(Data items)
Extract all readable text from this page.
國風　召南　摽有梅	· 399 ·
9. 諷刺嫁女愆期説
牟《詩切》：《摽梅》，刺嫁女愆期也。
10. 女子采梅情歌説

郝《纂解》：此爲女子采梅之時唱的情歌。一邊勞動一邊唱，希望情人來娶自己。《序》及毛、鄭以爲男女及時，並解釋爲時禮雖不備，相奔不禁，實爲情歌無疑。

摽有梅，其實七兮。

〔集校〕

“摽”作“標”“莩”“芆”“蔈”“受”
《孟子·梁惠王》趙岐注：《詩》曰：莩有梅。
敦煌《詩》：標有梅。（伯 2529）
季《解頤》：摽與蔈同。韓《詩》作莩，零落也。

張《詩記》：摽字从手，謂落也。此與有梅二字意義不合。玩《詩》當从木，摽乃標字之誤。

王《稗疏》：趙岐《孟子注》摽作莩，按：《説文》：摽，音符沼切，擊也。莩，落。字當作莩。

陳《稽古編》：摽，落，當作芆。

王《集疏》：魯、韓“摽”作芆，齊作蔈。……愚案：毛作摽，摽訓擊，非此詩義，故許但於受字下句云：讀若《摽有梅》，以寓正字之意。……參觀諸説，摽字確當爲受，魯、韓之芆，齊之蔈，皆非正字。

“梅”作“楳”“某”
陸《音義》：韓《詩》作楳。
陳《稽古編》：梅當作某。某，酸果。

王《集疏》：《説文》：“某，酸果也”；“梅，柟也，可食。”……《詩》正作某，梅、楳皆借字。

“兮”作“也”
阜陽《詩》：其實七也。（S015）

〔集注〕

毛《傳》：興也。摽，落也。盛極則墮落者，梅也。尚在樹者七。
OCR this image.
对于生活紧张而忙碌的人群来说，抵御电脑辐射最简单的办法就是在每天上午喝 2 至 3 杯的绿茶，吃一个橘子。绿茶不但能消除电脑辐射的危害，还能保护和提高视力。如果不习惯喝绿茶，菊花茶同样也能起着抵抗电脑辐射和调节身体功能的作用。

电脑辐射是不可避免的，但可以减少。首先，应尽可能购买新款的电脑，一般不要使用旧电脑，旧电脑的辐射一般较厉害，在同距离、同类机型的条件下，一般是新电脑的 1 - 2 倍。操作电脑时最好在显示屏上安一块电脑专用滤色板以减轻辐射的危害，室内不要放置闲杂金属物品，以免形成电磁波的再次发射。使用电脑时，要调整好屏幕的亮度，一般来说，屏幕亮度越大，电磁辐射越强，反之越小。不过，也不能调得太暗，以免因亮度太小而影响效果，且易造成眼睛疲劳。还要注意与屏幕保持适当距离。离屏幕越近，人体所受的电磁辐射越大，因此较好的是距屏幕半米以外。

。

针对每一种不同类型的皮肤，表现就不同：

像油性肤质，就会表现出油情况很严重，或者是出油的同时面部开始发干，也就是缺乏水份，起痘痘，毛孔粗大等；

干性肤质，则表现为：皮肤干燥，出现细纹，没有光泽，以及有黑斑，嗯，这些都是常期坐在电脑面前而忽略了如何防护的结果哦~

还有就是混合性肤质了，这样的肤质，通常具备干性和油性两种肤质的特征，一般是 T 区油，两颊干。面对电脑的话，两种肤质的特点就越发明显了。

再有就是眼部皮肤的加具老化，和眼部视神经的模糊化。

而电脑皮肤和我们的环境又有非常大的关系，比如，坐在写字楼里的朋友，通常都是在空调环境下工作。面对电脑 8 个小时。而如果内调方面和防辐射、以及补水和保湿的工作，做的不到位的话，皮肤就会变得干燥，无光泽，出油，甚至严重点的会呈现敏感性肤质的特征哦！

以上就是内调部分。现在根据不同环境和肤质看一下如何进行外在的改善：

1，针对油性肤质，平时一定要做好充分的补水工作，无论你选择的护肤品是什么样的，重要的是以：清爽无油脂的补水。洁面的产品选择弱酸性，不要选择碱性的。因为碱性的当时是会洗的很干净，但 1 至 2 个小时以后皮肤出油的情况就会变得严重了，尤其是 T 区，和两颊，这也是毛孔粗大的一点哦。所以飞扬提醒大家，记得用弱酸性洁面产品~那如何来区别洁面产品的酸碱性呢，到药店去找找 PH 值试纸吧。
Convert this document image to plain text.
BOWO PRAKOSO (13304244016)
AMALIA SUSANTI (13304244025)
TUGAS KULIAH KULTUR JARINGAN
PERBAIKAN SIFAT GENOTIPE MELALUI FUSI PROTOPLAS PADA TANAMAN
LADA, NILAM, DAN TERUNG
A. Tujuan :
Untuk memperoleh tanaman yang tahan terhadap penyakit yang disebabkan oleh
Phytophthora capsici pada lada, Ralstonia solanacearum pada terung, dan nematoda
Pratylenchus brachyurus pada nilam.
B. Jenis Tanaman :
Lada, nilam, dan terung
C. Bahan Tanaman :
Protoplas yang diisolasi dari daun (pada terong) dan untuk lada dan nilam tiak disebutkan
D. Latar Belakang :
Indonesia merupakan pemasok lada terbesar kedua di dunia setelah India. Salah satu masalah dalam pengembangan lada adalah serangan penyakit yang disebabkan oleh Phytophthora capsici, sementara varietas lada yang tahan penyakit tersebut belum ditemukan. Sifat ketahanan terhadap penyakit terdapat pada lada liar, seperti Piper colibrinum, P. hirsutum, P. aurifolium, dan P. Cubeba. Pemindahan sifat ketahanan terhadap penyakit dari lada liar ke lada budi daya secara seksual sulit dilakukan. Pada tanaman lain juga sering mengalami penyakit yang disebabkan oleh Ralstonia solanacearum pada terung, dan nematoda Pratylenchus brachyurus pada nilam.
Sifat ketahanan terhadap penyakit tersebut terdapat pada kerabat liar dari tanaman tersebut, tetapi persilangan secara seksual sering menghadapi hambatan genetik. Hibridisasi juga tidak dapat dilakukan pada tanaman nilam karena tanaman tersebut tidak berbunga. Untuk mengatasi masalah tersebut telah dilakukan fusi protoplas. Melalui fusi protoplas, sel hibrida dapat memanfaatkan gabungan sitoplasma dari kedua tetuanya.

AIM:
Take the lines above and retype all of them exactly.

EXERCISE SOLUTION:
Extract all readable text from this page.
國風　召南　摽有梅	· 399 ·
9. 諷刺嫁女愆期説
牟《詩切》：《摽梅》，刺嫁女愆期也。
10. 女子采梅情歌説

郝《纂解》：此爲女子采梅之時唱的情歌。一邊勞動一邊唱，希望情人來娶自己。《序》及毛、鄭以爲男女及時，並解釋爲時禮雖不備，相奔不禁，實爲情歌無疑。

摽有梅，其實七兮。

〔集校〕

“摽”作“標”“莩”“芆”“蔈”“受”
《孟子·梁惠王》趙岐注：《詩》曰：莩有梅。
敦煌《詩》：標有梅。（伯 2529）
季《解頤》：摽與蔈同。韓《詩》作莩，零落也。

張《詩記》：摽字从手，謂落也。此與有梅二字意義不合。玩《詩》當从木，摽乃標字之誤。

王《稗疏》：趙岐《孟子注》摽作莩，按：《説文》：摽，音符沼切，擊也。莩，落。字當作莩。

陳《稽古編》：摽，落，當作芆。

王《集疏》：魯、韓“摽”作芆，齊作蔈。……愚案：毛作摽，摽訓擊，非此詩義，故許但於受字下句云：讀若《摽有梅》，以寓正字之意。……參觀諸説，摽字確當爲受，魯、韓之芆，齊之蔈，皆非正字。

“梅”作“楳”“某”
陸《音義》：韓《詩》作楳。
陳《稽古編》：梅當作某。某，酸果。

王《集疏》：《説文》：“某，酸果也”；“梅，柟也，可食。”……《詩》正作某，梅、楳皆借字。

“兮”作“也”
阜陽《詩》：其實七也。（S015）

〔集注〕

毛《傳》：興也。摽，落也。盛極則墮落者，梅也。尚在樹者七。
OCR this image.
对于生活紧张而忙碌的人群来说，抵御电脑辐射最简单的办法就是在每天上午喝 2 至 3 杯的绿茶，吃一个橘子。绿茶不但能消除电脑辐射的危害，还能保护和提高视力。如果不习惯喝绿茶，菊花茶同样也能起着抵抗电脑辐射和调节身体功能的作用。

电脑辐射是不可避免的，但可以减少。首先，应尽可能购买新款的电脑，一般不要使用旧电脑，旧电脑的辐射一般较厉害，在同距离、同类机型的条件下，一般是新电脑的 1 - 2 倍。操作电脑时最好在显示屏上安一块电脑专用滤色板以减轻辐射的危害，室内不要放置闲杂金属物品，以免形成电磁波的再次发射。使用电脑时，要调整好屏幕的亮度，一般来说，屏幕亮度越大，电磁辐射越强，反之越小。不过，也不能调得太暗，以免因亮度太小而影响效果，且易造成眼睛疲劳。还要注意与屏幕保持适当距离。离屏幕越近，人体所受的电磁辐射越大，因此较好的是距屏幕半米以外。

。

针对每一种不同类型的皮肤，表现就不同：

像油性肤质，就会表现出油情况很严重，或者是出油的同时面部开始发干，也就是缺乏水份，起痘痘，毛孔粗大等；

干性肤质，则表现为：皮肤干燥，出现细纹，没有光泽，以及有黑斑，嗯，这些都是常期坐在电脑面前而忽略了如何防护的结果哦~

还有就是混合性肤质了，这样的肤质，通常具备干性和油性两种肤质的特征，一般是 T 区油，两颊干。面对电脑的话，两种肤质的特点就越发明显了。

再有就是眼部皮肤的加具老化，和眼部视神经的模糊化。

而电脑皮肤和我们的环境又有非常大的关系，比如，坐在写字楼里的朋友，通常都是在空调环境下工作。面对电脑 8 个小时。而如果内调方面和防辐射、以及补水和保湿的工作，做的不到位的话，皮肤就会变得干燥，无光泽，出油，甚至严重点的会呈现敏感性肤质的特征哦！

以上就是内调部分。现在根据不同环境和肤质看一下如何进行外在的改善：

1，针对油性肤质，平时一定要做好充分的补水工作，无论你选择的护肤品是什么样的，重要的是以：清爽无油脂的补水。洁面的产品选择弱酸性，不要选择碱性的。因为碱性的当时是会洗的很干净，但 1 至 2 个小时以后皮肤出油的情况就会变得严重了，尤其是 T 区，和两颊，这也是毛孔粗大的一点哦。所以飞扬提醒大家，记得用弱酸性洁面产品~那如何来区别洁面产品的酸碱性呢，到药店去找找 PH 值试纸吧。
Convert this document image to plain text.
BOWO PRAKOSO (13304244016)
AMALIA SUSANTI (13304244025)
TUGAS KULIAH KULTUR JARINGAN
PERBAIKAN SIFAT GENOTIPE MELALUI FUSI PROTOPLAS PADA TANAMAN
LADA, NILAM, DAN TERUNG
A. Tujuan :
Untuk memperoleh tanaman yang tahan terhadap penyakit yang disebabkan oleh
Phytophthora capsici pada lada, Ralstonia solanacearum pada terung, dan nematoda
Pratylenchus brachyurus pada nilam.
B. Jenis Tanaman :
Lada, nilam, dan terung
C. Bahan Tanaman :
Protoplas yang diisolasi dari daun (pada terong) dan untuk lada dan nilam tiak disebutkan
D. Latar Belakang :
Indonesia merupakan pemasok lada terbesar kedua di dunia setelah India. Salah satu masalah dalam pengembangan lada adalah serangan penyakit yang disebabkan oleh Phytophthora capsici, sementara varietas lada yang tahan penyakit tersebut belum ditemukan. Sifat ketahanan terhadap penyakit terdapat pada lada liar, seperti Piper colibrinum, P. hirsutum, P. aurifolium, dan P. Cubeba. Pemindahan sifat ketahanan terhadap penyakit dari lada liar ke lada budi daya secara seksual sulit dilakukan. Pada tanaman lain juga sering mengalami penyakit yang disebabkan oleh Ralstonia solanacearum pada terung, dan nematoda Pratylenchus brachyurus pada nilam.
Sifat ketahanan terhadap penyakit tersebut terdapat pada kerabat liar dari tanaman tersebut, tetapi persilangan secara seksual sering menghadapi hambatan genetik. Hibridisasi juga tidak dapat dilakukan pada tanaman nilam karena tanaman tersebut tidak berbunga. Untuk mengatasi masalah tersebut telah dilakukan fusi protoplas. Melalui fusi protoplas, sel hibrida dapat memanfaatkan gabungan sitoplasma dari kedua tetuanya.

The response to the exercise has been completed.